═══ Records for this exercise ═══

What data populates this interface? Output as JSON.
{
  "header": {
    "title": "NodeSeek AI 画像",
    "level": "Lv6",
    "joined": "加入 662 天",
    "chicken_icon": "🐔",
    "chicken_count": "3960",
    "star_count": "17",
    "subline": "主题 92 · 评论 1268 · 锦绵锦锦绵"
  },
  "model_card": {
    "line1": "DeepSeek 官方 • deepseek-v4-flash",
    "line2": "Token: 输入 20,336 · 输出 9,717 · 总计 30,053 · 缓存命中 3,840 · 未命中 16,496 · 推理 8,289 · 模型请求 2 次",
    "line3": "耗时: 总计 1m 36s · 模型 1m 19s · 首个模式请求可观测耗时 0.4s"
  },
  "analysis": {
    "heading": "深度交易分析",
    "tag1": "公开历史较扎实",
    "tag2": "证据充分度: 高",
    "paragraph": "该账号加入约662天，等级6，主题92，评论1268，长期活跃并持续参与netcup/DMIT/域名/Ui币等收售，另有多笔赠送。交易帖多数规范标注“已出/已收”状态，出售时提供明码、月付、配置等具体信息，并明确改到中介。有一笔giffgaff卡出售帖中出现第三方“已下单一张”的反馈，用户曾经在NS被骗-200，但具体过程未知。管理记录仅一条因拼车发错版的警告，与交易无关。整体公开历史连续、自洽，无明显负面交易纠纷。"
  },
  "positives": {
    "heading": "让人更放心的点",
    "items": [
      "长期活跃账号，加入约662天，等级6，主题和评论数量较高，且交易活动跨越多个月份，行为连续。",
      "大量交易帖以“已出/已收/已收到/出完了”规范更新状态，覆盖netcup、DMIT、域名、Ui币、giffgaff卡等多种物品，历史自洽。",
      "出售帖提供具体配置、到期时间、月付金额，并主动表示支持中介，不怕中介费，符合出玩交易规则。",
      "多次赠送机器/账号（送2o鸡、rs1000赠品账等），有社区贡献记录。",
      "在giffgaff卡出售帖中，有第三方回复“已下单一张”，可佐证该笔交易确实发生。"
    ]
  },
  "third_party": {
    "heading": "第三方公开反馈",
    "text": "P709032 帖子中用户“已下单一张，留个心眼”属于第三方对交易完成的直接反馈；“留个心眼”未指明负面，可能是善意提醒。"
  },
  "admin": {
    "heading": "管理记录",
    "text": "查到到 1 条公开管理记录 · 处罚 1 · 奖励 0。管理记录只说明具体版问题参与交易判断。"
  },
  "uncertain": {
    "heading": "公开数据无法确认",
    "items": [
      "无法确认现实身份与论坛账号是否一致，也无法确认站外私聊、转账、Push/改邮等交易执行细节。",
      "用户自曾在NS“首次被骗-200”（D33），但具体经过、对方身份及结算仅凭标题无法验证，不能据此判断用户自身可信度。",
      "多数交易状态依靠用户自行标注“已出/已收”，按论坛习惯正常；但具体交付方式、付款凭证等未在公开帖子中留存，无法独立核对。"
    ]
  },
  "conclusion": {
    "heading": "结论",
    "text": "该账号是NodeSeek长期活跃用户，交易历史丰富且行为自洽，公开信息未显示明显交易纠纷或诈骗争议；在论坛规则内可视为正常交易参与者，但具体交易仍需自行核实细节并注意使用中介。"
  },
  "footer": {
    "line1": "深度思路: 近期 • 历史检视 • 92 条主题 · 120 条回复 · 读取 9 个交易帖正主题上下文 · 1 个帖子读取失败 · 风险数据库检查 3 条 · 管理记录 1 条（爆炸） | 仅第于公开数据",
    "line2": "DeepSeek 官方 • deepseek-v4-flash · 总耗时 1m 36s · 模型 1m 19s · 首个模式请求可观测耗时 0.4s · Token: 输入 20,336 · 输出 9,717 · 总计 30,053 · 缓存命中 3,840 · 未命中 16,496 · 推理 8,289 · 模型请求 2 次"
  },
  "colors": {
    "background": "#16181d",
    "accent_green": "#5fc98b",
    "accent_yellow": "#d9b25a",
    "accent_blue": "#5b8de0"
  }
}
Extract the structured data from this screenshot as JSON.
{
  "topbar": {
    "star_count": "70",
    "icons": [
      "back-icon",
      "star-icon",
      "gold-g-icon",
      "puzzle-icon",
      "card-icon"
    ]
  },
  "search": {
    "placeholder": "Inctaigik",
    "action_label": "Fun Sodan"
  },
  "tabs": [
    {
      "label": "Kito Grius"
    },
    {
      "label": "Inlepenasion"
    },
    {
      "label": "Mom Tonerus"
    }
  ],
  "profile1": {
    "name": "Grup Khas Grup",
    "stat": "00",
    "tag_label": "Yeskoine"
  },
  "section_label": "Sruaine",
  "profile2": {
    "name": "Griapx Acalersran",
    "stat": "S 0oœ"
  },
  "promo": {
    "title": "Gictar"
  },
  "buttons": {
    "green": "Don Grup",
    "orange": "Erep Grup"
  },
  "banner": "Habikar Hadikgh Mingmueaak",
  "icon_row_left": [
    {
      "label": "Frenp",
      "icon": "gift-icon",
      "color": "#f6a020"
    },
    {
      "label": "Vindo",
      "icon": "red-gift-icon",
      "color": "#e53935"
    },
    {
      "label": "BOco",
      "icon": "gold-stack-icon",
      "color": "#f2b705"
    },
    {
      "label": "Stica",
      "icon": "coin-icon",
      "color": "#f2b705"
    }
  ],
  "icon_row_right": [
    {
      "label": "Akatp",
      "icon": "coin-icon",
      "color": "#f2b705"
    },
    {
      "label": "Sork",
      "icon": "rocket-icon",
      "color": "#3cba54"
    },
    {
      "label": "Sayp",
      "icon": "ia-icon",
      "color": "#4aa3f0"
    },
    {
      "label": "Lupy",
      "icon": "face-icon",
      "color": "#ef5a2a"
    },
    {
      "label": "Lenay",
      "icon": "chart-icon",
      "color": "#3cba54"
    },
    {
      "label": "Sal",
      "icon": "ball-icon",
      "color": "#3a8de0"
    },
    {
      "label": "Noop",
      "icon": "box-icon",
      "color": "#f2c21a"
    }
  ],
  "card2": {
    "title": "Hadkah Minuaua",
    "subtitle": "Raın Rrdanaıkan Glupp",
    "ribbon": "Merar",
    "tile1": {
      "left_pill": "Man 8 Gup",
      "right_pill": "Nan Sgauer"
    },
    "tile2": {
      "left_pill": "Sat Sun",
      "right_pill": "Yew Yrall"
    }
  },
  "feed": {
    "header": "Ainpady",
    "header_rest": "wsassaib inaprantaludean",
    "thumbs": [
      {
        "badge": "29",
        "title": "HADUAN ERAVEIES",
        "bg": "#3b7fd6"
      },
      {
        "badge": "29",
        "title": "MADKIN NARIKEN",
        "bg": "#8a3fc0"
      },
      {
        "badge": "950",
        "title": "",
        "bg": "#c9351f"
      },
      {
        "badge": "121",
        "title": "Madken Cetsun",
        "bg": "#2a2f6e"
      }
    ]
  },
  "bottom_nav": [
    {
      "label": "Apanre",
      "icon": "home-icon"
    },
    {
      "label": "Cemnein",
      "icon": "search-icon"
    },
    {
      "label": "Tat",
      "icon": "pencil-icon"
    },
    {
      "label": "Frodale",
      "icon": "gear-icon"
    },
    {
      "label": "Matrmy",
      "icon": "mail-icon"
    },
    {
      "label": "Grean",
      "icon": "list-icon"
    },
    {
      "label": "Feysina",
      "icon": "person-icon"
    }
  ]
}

═══
═══ Records for this exercise ═══

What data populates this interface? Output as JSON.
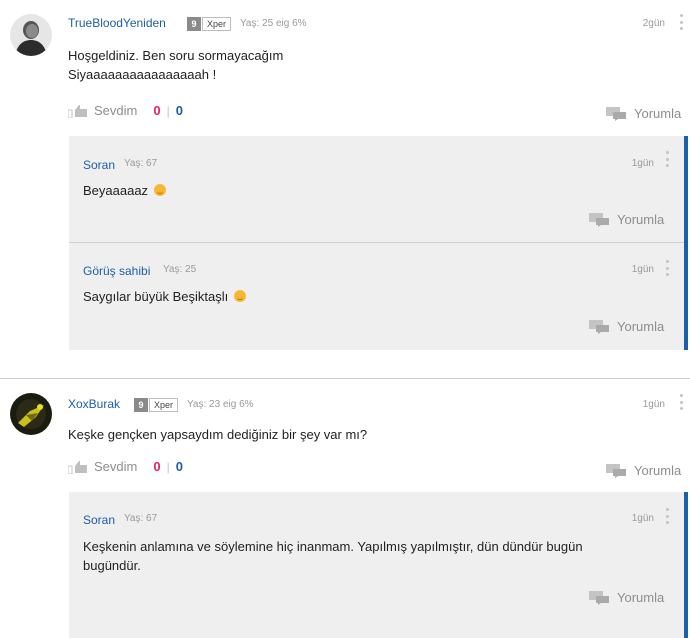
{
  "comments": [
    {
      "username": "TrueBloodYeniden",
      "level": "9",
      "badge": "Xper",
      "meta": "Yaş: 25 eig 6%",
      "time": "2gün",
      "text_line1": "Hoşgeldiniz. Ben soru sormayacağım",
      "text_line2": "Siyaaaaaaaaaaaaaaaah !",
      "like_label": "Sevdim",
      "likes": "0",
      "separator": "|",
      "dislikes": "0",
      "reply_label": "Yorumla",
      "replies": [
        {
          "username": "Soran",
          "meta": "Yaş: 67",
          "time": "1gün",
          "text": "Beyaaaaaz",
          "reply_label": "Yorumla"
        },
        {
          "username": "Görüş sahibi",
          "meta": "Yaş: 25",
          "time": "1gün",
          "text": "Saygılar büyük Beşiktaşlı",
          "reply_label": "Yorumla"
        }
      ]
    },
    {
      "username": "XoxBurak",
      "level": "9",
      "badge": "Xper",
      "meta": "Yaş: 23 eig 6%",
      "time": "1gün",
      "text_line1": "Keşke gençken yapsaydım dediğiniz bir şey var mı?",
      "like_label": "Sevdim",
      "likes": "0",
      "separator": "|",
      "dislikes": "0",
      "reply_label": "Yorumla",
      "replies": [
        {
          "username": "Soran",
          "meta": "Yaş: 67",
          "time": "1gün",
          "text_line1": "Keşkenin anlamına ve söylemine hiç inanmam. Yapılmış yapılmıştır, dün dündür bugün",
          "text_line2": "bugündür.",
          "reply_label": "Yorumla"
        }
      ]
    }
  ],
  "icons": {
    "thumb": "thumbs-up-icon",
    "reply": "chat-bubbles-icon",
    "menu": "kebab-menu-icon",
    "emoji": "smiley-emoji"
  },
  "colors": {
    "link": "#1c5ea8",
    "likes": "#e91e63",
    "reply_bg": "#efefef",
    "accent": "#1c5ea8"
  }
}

═══

**To do**. Only a number is wanted: how many lines contain "deepseek"?

**Exercise solution**. 2